▶ Task:
Determine how many lines contain the string "chevron". Respond with that number and nothing more.

▶ Extracted records:
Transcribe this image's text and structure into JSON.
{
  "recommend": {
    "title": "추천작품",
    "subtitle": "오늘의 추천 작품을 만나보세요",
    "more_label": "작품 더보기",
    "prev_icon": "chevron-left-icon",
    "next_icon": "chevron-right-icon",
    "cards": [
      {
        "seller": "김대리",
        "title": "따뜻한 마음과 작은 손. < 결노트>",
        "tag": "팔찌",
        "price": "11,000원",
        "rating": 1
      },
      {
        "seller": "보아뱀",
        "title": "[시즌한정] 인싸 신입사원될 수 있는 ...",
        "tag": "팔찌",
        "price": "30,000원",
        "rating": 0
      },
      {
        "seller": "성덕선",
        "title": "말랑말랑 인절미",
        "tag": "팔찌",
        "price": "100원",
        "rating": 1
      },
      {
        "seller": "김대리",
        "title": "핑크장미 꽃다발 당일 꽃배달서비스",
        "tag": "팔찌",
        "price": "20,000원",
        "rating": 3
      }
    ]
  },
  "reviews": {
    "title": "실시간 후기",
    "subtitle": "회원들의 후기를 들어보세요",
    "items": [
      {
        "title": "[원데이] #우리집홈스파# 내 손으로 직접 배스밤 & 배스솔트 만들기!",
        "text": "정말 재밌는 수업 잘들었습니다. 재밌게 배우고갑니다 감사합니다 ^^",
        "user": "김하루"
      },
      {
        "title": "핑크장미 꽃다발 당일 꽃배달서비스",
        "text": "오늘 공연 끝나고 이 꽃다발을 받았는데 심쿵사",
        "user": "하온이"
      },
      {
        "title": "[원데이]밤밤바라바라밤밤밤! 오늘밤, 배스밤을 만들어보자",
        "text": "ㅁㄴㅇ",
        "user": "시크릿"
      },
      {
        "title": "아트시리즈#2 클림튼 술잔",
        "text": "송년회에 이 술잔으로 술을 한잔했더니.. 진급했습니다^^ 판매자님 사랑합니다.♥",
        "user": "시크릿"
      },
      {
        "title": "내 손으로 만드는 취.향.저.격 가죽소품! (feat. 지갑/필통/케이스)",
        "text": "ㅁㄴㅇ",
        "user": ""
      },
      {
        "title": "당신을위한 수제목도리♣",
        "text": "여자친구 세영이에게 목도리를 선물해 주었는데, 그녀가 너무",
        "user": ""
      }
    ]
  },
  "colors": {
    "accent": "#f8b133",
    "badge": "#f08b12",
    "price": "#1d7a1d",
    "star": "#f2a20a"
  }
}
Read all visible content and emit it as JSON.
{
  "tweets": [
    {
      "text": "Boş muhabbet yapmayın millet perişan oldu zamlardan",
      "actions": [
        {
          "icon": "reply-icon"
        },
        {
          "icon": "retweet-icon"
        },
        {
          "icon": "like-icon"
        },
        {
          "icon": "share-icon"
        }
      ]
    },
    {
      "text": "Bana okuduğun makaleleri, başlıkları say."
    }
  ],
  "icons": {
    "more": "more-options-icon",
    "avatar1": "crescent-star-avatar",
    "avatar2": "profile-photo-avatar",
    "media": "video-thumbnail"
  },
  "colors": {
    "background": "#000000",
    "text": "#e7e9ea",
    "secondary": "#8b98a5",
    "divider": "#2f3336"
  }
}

▶ Result of the exercise:
2